[Data records]
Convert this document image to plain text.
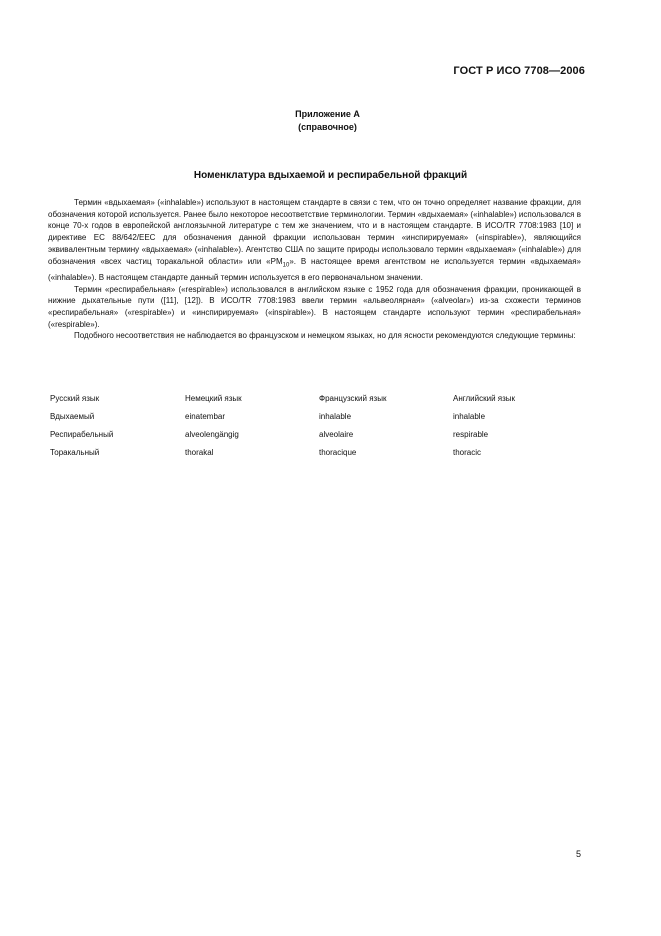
ГОСТ Р ИСО 7708—2006
Приложение А
(справочное)
Номенклатура вдыхаемой и респирабельной фракций

Термин «вдыхаемая» («inhalable») используют в настоящем стандарте в связи с тем, что он точно определяет название фракции, для обозначения которой используется. Ранее было некоторое несоответствие терминологии. Термин «вдыхаемая» («inhalable») использовался в конце 70-х годов в европейской англоязычной литературе с тем же значением, что и в настоящем стандарте. В ИСО/TR 7708:1983 [10] и директиве ЕС 88/642/ЕЕС для обозначения данной фракции использован термин «инспирируемая» («inspirable»), являющийся эквивалентным термину «вдыхаемая» («inhalable»). Агентство США по защите природы использовало термин «вдыхаемая» («inhalable») для обозначения «всех частиц торакальной области» или «$PM_{10}$». В настоящее время агентством не используется термин «вдыхаемая» («inhalable»). В настоящем стандарте данный термин используется в его первоначальном значении.

Термин «респирабельная» («respirable») использовался в английском языке с 1952 года для обозначения фракции, проникающей в нижние дыхательные пути ([11], [12]). В ИСО/TR 7708:1983 ввели термин «альвеолярная» («alveolar») из-за схожести терминов «респирабельная» («respirable») и «инспирируемая» («inspirable»). В настоящем стандарте используют термин «респирабельная» («respirable»).

Подобного несоответствия не наблюдается во французском и немецком языках, но для ясности рекомендуются следующие термины:

Русский язык	Немецкий язык	Французский язык	Английский язык
Вдыхаемый	einatembar	inhalable	inhalable
Респирабельный	alveolengängig	alveolaire	respirable
Торакальный	thorakal	thoracique	thoracic
5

- **Directions for this task**
The data should be printed again unchanged; leave its pictures out.

- **Solution to this task**
Convert this document image to plain text.
ГОСТ Р ИСО 7708—2006
Приложение А
(справочное)
Номенклатура вдыхаемой и респирабельной фракций

Термин «вдыхаемая» («inhalable») используют в настоящем стандарте в связи с тем, что он точно определяет название фракции, для обозначения которой используется. Ранее было некоторое несоответствие терминологии. Термин «вдыхаемая» («inhalable») использовался в конце 70-х годов в европейской англоязычной литературе с тем же значением, что и в настоящем стандарте. В ИСО/TR 7708:1983 [10] и директиве ЕС 88/642/ЕЕС для обозначения данной фракции использован термин «инспирируемая» («inspirable»), являющийся эквивалентным термину «вдыхаемая» («inhalable»). Агентство США по защите природы использовало термин «вдыхаемая» («inhalable») для обозначения «всех частиц торакальной области» или «$PM_{10}$». В настоящее время агентством не используется термин «вдыхаемая» («inhalable»). В настоящем стандарте данный термин используется в его первоначальном значении.

Термин «респирабельная» («respirable») использовался в английском языке с 1952 года для обозначения фракции, проникающей в нижние дыхательные пути ([11], [12]). В ИСО/TR 7708:1983 ввели термин «альвеолярная» («alveolar») из-за схожести терминов «респирабельная» («respirable») и «инспирируемая» («inspirable»). В настоящем стандарте используют термин «респирабельная» («respirable»).

Подобного несоответствия не наблюдается во французском и немецком языках, но для ясности рекомендуются следующие термины:

Русский язык	Немецкий язык	Французский язык	Английский язык
Вдыхаемый	einatembar	inhalable	inhalable
Респирабельный	alveolengängig	alveolaire	respirable
Торакальный	thorakal	thoracique	thoracic
5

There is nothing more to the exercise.